YOUR OBJECTIVE: Write out the listing beneath this instruction in its entirety, exactly as it reads.

STORED DATA:
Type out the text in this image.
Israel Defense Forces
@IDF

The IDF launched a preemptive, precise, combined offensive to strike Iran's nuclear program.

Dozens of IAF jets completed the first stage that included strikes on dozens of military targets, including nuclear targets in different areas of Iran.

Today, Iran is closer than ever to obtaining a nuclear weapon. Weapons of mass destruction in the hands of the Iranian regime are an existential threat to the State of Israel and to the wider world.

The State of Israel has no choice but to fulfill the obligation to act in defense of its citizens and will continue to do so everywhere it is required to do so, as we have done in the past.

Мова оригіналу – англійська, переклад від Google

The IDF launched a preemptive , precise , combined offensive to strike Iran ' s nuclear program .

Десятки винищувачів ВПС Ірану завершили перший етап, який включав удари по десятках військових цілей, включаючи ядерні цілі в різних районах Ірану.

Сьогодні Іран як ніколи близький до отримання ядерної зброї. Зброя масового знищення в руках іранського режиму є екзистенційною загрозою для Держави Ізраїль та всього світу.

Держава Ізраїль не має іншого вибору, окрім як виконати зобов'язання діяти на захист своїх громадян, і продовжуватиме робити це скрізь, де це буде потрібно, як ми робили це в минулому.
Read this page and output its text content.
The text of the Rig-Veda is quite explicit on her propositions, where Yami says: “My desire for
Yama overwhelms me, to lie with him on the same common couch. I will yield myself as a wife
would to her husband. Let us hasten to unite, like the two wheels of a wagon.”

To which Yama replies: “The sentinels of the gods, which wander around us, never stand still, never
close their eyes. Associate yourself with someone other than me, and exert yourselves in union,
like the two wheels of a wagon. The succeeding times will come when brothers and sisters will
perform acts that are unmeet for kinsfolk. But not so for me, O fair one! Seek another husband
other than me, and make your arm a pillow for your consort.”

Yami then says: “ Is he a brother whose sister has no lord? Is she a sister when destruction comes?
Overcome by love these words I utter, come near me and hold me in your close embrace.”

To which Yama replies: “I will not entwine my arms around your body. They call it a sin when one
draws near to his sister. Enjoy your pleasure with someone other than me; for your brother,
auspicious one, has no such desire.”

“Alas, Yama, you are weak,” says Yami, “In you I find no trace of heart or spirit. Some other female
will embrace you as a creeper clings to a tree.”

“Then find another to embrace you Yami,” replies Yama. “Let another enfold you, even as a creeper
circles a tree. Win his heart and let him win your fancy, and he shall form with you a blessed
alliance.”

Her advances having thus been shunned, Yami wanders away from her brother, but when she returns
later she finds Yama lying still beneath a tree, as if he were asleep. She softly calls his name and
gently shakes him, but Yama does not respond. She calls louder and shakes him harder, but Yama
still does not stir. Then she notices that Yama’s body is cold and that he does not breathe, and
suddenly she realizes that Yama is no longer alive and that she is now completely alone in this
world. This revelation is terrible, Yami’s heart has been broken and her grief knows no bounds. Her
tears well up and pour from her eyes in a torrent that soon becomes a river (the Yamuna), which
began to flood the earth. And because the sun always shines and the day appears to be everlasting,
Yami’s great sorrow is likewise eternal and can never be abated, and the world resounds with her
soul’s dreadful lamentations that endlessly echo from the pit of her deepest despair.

WORKED ANSWER:
Type out the text in this image.
Israel Defense Forces
@IDF

The IDF launched a preemptive, precise, combined offensive to strike Iran's nuclear program.

Dozens of IAF jets completed the first stage that included strikes on dozens of military targets, including nuclear targets in different areas of Iran.

Today, Iran is closer than ever to obtaining a nuclear weapon. Weapons of mass destruction in the hands of the Iranian regime are an existential threat to the State of Israel and to the wider world.

The State of Israel has no choice but to fulfill the obligation to act in defense of its citizens and will continue to do so everywhere it is required to do so, as we have done in the past.

Мова оригіналу – англійська, переклад від Google

The IDF launched a preemptive , precise , combined offensive to strike Iran ' s nuclear program .

Десятки винищувачів ВПС Ірану завершили перший етап, який включав удари по десятках військових цілей, включаючи ядерні цілі в різних районах Ірану.

Сьогодні Іран як ніколи близький до отримання ядерної зброї. Зброя масового знищення в руках іранського режиму є екзистенційною загрозою для Держави Ізраїль та всього світу.

Держава Ізраїль не має іншого вибору, окрім як виконати зобов'язання діяти на захист своїх громадян, і продовжуватиме робити це скрізь, де це буде потрібно, як ми робили це в минулому.
Read this page and output its text content.
The text of the Rig-Veda is quite explicit on her propositions, where Yami says: “My desire for
Yama overwhelms me, to lie with him on the same common couch. I will yield myself as a wife
would to her husband. Let us hasten to unite, like the two wheels of a wagon.”

To which Yama replies: “The sentinels of the gods, which wander around us, never stand still, never
close their eyes. Associate yourself with someone other than me, and exert yourselves in union,
like the two wheels of a wagon. The succeeding times will come when brothers and sisters will
perform acts that are unmeet for kinsfolk. But not so for me, O fair one! Seek another husband
other than me, and make your arm a pillow for your consort.”

Yami then says: “ Is he a brother whose sister has no lord? Is she a sister when destruction comes?
Overcome by love these words I utter, come near me and hold me in your close embrace.”

To which Yama replies: “I will not entwine my arms around your body. They call it a sin when one
draws near to his sister. Enjoy your pleasure with someone other than me; for your brother,
auspicious one, has no such desire.”

“Alas, Yama, you are weak,” says Yami, “In you I find no trace of heart or spirit. Some other female
will embrace you as a creeper clings to a tree.”

“Then find another to embrace you Yami,” replies Yama. “Let another enfold you, even as a creeper
circles a tree. Win his heart and let him win your fancy, and he shall form with you a blessed
alliance.”

Her advances having thus been shunned, Yami wanders away from her brother, but when she returns
later she finds Yama lying still beneath a tree, as if he were asleep. She softly calls his name and
gently shakes him, but Yama does not respond. She calls louder and shakes him harder, but Yama
still does not stir. Then she notices that Yama’s body is cold and that he does not breathe, and
suddenly she realizes that Yama is no longer alive and that she is now completely alone in this
world. This revelation is terrible, Yami’s heart has been broken and her grief knows no bounds. Her
tears well up and pour from her eyes in a torrent that soon becomes a river (the Yamuna), which
began to flood the earth. And because the sun always shines and the day appears to be everlasting,
Yami’s great sorrow is likewise eternal and can never be abated, and the world resounds with her
soul’s dreadful lamentations that endlessly echo from the pit of her deepest despair.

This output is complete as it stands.